Problems to solve –
1. From the figure captions, give the text between "Phylogenetic tree showing" and "from 100 replicates.", inclusive, but swap "UPGMA" for "neighbor-joining".
2. According to the figure captions, why are naringenin, eriodictyol, and pentahydroxyflavone named in the pathway figure?

+++ Excerpt +++

Schematic representation of the flavonoid biosynthetic pathway. Enzymes involved in the pathway shown are CHS, chalcone synthase; CHI, chalcone isomerase; F3′H; F3′5′H; F3H, flavanone-3β-hydroxylase; DFR; LDOX; FLS, flavonol synthase; LAR; ANR; and UFGT. Examples for the different hydroxylation patterns of the flavonoid B-ring are given for naringenin (4′-hydroxylated), eriodictyol (3′,4′-hydroxylated), and pentahydroxyflavone (3′,4′,5′-hydroxylated).

Figure 2.

Phylogenetic tree showing selected flavonoid hydroxylases from GenBank or EMBL database grouping into the CYB75A and CYB75B cytochrome P450 family, respectively. The grapevine hydroxylases VvF3′H (CAI54278) and VvF3′5′H1 (CAI54277) are shown in bold. The ClustalW multiple sequence alignment was formed using the default parameters of the MEGA package (Kumar et al., 2004). The tree was constructed from the ClustalW alignment using the UPGMA method by the MEGA program. The scale bar represents 0.1 substitutions per site, and the numbers next to the nodes are bootstrap values from 100 replicates.

Figure 3.

Functional characterization of VvF3′H and VvF3′5′H1 by their ectopic expression in the petunia ht1 mutant line Skr4 × Sw63. A, Flowers of untransformed control Skr4 × Sw63 (pale lilac) and lines transgenic for VvF3′H (reddish-pink) and VvF3′5′H1 (purple). B, HPLC analysis of anthocyanidins and flavonols from flowers of the control line Skr4 × Sw63, the line H1.2 transgenic for VvF3′H, and O2.2 transgenic for VvF3′5′H1 showing the accumulation of the respective hydroxylated flavonoid. At least three additional independent Skr4 × Sw63 lines transgenic for VvF3′H or VvF3′5′H1 were analyzed and showed a similar phenotype and HPLC profile as the presented lines O2.2 or H1.2, respectively. The anthocyanidins delphinidin and pelargonidin as well as the flavonol myricetin were not detectable in any of the analyzed samples. C, Cyanidin; P, peonidin; M, malvidin; K, kaempferol; Q, quercetin.

+++ Data listing +++

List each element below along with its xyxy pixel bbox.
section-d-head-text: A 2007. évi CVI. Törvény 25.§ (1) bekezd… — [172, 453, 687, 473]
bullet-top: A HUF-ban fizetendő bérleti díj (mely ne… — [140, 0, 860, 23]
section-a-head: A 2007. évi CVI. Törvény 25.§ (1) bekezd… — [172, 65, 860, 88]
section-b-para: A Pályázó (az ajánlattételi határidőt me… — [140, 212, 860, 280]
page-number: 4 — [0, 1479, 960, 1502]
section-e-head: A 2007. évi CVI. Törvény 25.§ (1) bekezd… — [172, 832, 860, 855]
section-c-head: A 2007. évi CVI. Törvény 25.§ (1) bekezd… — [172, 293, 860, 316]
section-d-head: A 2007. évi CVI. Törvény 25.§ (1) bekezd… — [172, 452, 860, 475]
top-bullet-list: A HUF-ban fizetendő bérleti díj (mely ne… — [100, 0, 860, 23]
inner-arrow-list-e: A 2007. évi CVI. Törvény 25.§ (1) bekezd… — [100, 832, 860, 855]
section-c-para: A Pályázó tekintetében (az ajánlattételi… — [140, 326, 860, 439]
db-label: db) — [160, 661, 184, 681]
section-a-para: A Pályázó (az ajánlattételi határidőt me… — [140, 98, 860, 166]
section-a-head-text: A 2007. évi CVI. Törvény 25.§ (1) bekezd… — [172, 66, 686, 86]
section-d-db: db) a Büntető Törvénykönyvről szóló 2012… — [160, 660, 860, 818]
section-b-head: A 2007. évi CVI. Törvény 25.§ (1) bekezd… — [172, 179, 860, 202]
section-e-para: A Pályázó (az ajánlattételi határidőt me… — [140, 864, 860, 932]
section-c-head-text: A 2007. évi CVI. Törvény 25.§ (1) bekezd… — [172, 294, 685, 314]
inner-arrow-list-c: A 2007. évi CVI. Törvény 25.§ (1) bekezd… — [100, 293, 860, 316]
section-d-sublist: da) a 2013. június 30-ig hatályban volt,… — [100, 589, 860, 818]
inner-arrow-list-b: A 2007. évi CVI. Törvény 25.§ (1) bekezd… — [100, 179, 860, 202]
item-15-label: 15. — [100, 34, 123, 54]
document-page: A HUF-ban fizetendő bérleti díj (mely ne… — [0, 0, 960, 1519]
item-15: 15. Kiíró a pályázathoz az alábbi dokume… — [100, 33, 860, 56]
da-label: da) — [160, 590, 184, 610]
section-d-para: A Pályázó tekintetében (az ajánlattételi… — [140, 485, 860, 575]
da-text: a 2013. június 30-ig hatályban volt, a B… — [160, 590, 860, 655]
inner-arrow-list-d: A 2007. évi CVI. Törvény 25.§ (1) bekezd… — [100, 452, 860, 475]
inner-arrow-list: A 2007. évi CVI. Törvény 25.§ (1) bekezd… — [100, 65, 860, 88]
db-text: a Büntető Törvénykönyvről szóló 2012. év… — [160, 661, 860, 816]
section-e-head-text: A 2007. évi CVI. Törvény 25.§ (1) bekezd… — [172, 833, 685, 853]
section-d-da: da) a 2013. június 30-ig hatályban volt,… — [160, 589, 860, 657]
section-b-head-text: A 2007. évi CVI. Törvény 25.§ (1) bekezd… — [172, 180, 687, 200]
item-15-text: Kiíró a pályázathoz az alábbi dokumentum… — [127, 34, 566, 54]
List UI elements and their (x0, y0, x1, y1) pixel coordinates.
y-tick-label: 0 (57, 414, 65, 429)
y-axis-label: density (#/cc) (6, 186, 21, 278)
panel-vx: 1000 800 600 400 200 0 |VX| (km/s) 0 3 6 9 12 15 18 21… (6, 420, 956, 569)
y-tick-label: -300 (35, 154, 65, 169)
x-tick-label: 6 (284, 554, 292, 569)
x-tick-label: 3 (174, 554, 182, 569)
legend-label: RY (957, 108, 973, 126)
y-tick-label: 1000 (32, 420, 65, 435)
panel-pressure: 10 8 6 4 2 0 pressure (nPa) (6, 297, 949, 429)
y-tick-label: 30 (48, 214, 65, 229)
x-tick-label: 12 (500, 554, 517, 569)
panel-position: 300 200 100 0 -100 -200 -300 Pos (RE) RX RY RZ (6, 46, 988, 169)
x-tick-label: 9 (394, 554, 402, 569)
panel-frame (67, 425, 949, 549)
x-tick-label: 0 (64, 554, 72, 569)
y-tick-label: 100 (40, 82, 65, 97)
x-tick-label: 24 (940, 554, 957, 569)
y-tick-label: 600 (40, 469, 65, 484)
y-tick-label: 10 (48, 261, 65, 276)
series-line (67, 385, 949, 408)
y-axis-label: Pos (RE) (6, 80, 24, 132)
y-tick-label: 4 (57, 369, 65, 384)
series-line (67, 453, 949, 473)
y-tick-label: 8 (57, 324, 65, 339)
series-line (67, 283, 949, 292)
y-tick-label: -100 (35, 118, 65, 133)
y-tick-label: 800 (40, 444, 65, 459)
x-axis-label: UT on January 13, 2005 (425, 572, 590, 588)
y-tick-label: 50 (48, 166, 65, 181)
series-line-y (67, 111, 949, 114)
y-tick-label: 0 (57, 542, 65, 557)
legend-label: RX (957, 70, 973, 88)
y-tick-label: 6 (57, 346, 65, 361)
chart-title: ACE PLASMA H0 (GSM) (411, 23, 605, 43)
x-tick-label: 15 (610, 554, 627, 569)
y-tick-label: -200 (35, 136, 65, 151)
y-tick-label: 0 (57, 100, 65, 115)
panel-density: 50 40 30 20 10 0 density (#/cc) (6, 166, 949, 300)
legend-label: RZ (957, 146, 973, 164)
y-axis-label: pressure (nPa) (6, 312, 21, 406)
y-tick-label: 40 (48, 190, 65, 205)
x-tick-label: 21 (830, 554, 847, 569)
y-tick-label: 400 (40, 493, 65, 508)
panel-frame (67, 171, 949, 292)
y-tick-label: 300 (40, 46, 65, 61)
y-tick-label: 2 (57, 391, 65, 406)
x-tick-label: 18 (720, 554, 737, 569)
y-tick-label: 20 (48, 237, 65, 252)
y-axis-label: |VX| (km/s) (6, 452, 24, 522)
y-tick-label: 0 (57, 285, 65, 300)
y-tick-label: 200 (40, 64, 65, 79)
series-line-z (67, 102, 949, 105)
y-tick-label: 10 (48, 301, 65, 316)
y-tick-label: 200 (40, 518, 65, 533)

+++

Your written answers –
1.
Phylogenetic tree showing selected flavonoid hydroxylases from GenBank or EMBL database grouping into the CYB75A and CYB75B cytochrome P450 family, respectively. The grapevine hydroxylases VvF3′H (CAI54278) and VvF3′5′H1 (CAI54277) are shown in bold. The ClustalW multiple sequence alignment was formed using the default parameters of the MEGA package (Kumar et al., 2004). The tree was constructed from the ClustalW alignment using the neighbor-joining method by the MEGA program. The scale bar represents 0.1 substitutions per site, and the numbers next to the nodes are bootstrap values from 100 replicates.

2. They are examples of the different hydroxylation patterns of the flavonoid B-ring. Naringenin is 4′-hydroxylated, eriodictyol is 3′,4′-hydroxylated, and pentahydroxyflavone is 3′,4′,5′-hydroxylated.